◆ TO DO:
Using the entries that follow, state how many lines contain the word "What". The response is that number and nothing more.

========================================================================

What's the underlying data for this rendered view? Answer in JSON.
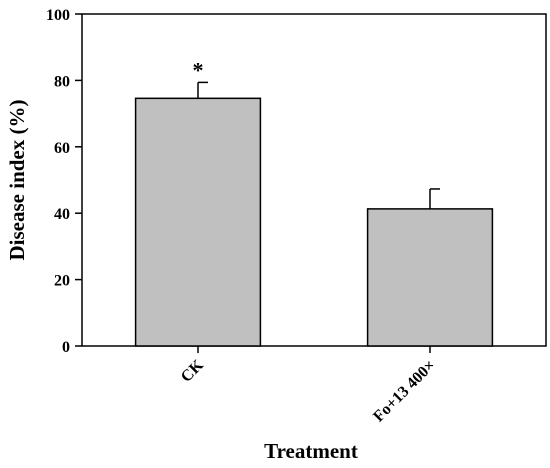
{
  "chart_data": {
    "type": "bar",
    "title": "",
    "xlabel": "Treatment",
    "ylabel": "Disease index (%)",
    "ylim": [
      0,
      100
    ],
    "yticks": [
      0,
      20,
      40,
      60,
      80,
      100
    ],
    "categories": [
      "CK",
      "Fo+13 400×"
    ],
    "values": [
      74.6,
      41.3
    ],
    "error": [
      4.8,
      6.0
    ],
    "annotations": [
      "*",
      ""
    ],
    "bar_color": "#c0c0c0",
    "grid": false,
    "legend": "none"
  }
}
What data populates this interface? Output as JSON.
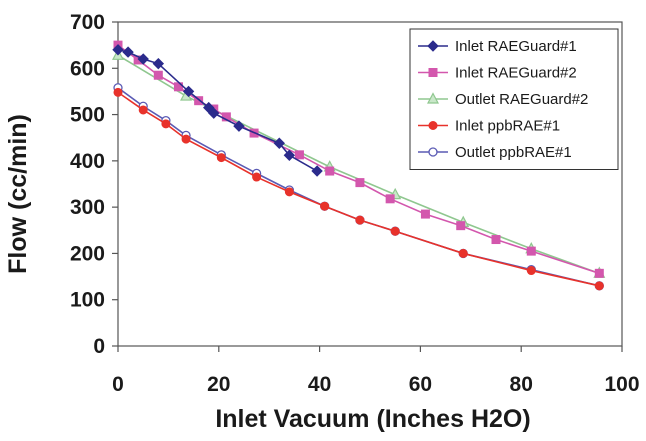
{
  "chart_data": {
    "type": "line",
    "title": "",
    "xlabel": "Inlet Vacuum (Inches H2O)",
    "ylabel": "Flow (cc/min)",
    "xlim": [
      0,
      100
    ],
    "ylim": [
      0,
      700
    ],
    "xticks": [
      0,
      20,
      40,
      60,
      80,
      100
    ],
    "yticks": [
      0,
      100,
      200,
      300,
      400,
      500,
      600,
      700
    ],
    "grid": false,
    "legend_position": "top-right",
    "series": [
      {
        "name": "Inlet RAEGuard#1",
        "color": "#2b2b8c",
        "marker": "diamond",
        "x": [
          0,
          2,
          5,
          8,
          14,
          18,
          19,
          24,
          32,
          34,
          39.5
        ],
        "y": [
          640,
          635,
          620,
          610,
          550,
          515,
          503,
          475,
          438,
          412,
          378
        ]
      },
      {
        "name": "Inlet RAEGuard#2",
        "color": "#d357ad",
        "marker": "square",
        "x": [
          0,
          4,
          8,
          12,
          16,
          19,
          21.5,
          27,
          36,
          42,
          48,
          54,
          61,
          68,
          75,
          82,
          95.5
        ],
        "y": [
          650,
          618,
          585,
          560,
          530,
          512,
          495,
          460,
          413,
          378,
          353,
          318,
          285,
          260,
          230,
          205,
          157
        ]
      },
      {
        "name": "Outlet RAEGuard#2",
        "color": "#8fc78f",
        "marker": "triangle",
        "x": [
          0,
          13.5,
          42,
          55,
          68.5,
          82,
          95.5
        ],
        "y": [
          628,
          540,
          387,
          327,
          267,
          210,
          157
        ]
      },
      {
        "name": "Inlet ppbRAE#1",
        "color": "#e8322b",
        "marker": "circle",
        "x": [
          0,
          5,
          9.5,
          13.5,
          20.5,
          27.5,
          34,
          41,
          48,
          55,
          68.5,
          82,
          95.5
        ],
        "y": [
          548,
          510,
          480,
          447,
          407,
          365,
          333,
          302,
          272,
          248,
          200,
          163,
          130
        ]
      },
      {
        "name": "Outlet ppbRAE#1",
        "color": "#5a5ab4",
        "marker": "open-circle",
        "x": [
          0,
          5,
          9.5,
          13.5,
          20.5,
          27.5,
          34,
          41,
          48,
          55,
          68.5,
          82,
          95.5
        ],
        "y": [
          558,
          518,
          487,
          455,
          413,
          373,
          337,
          302,
          272,
          248,
          200,
          165,
          130
        ]
      }
    ]
  }
}
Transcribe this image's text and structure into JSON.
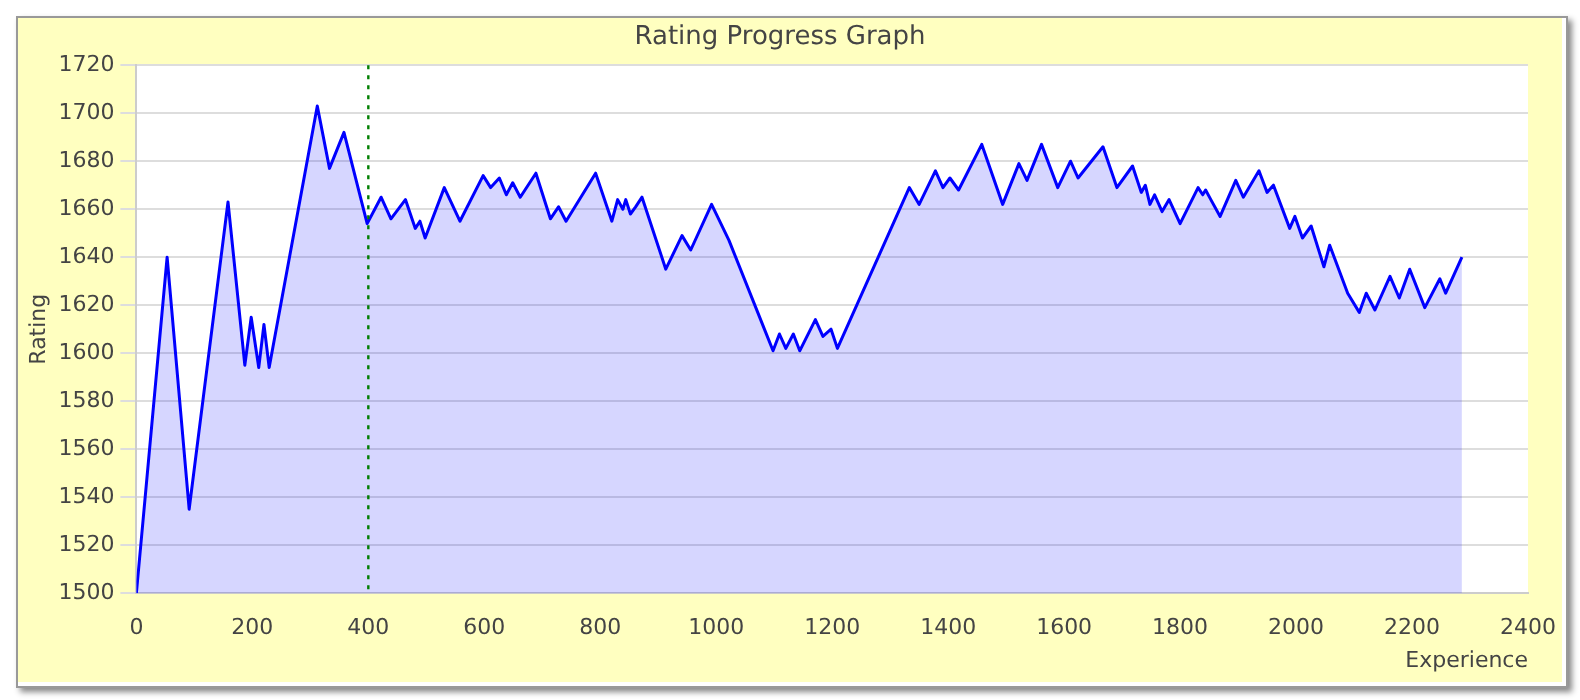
{
  "chart_data": {
    "type": "area",
    "title": "Rating Progress Graph",
    "xlabel": "Experience",
    "ylabel": "Rating",
    "x": [
      0,
      53,
      91,
      158,
      187,
      198,
      211,
      220,
      229,
      312,
      333,
      358,
      398,
      422,
      439,
      464,
      481,
      489,
      498,
      531,
      558,
      598,
      611,
      626,
      638,
      649,
      662,
      689,
      714,
      728,
      741,
      792,
      820,
      830,
      839,
      844,
      852,
      861,
      872,
      913,
      941,
      956,
      992,
      1022,
      1098,
      1109,
      1120,
      1133,
      1144,
      1171,
      1184,
      1198,
      1209,
      1333,
      1350,
      1378,
      1391,
      1403,
      1418,
      1458,
      1494,
      1522,
      1536,
      1561,
      1589,
      1611,
      1624,
      1667,
      1691,
      1718,
      1733,
      1740,
      1748,
      1756,
      1769,
      1781,
      1800,
      1831,
      1839,
      1844,
      1853,
      1869,
      1896,
      1909,
      1936,
      1950,
      1961,
      1989,
      1998,
      2011,
      2026,
      2048,
      2058,
      2089,
      2109,
      2121,
      2136,
      2162,
      2178,
      2196,
      2222,
      2248,
      2258,
      2286
    ],
    "series": [
      {
        "color": "#0000ff",
        "values": [
          1500,
          1640,
          1535,
          1663,
          1595,
          1615,
          1594,
          1612,
          1594,
          1703,
          1677,
          1692,
          1654,
          1665,
          1656,
          1664,
          1652,
          1655,
          1648,
          1669,
          1655,
          1674,
          1669,
          1673,
          1666,
          1671,
          1665,
          1675,
          1656,
          1661,
          1655,
          1675,
          1655,
          1664,
          1660,
          1664,
          1658,
          1661,
          1665,
          1635,
          1649,
          1643,
          1662,
          1647,
          1601,
          1608,
          1602,
          1608,
          1601,
          1614,
          1607,
          1610,
          1602,
          1669,
          1662,
          1676,
          1669,
          1673,
          1668,
          1687,
          1662,
          1679,
          1672,
          1687,
          1669,
          1680,
          1673,
          1686,
          1669,
          1678,
          1667,
          1670,
          1662,
          1666,
          1659,
          1664,
          1654,
          1669,
          1666,
          1668,
          1664,
          1657,
          1672,
          1665,
          1676,
          1667,
          1670,
          1652,
          1657,
          1648,
          1653,
          1636,
          1645,
          1625,
          1617,
          1625,
          1618,
          1632,
          1623,
          1635,
          1619,
          1631,
          1625,
          1640
        ]
      }
    ],
    "xlim": [
      0,
      2400
    ],
    "xticks": [
      0,
      200,
      400,
      600,
      800,
      1000,
      1200,
      1400,
      1600,
      1800,
      2000,
      2200,
      2400
    ],
    "ylim": [
      1500,
      1720
    ],
    "yticks": [
      1500,
      1520,
      1540,
      1560,
      1580,
      1600,
      1620,
      1640,
      1660,
      1680,
      1700,
      1720
    ],
    "grid": "y",
    "ref_lines": [
      {
        "axis": "x",
        "value": 400,
        "color": "#008000",
        "line_style": "dotted"
      }
    ]
  }
}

========================================================================

◆ ANSWER FOR THIS EXERCISE:
2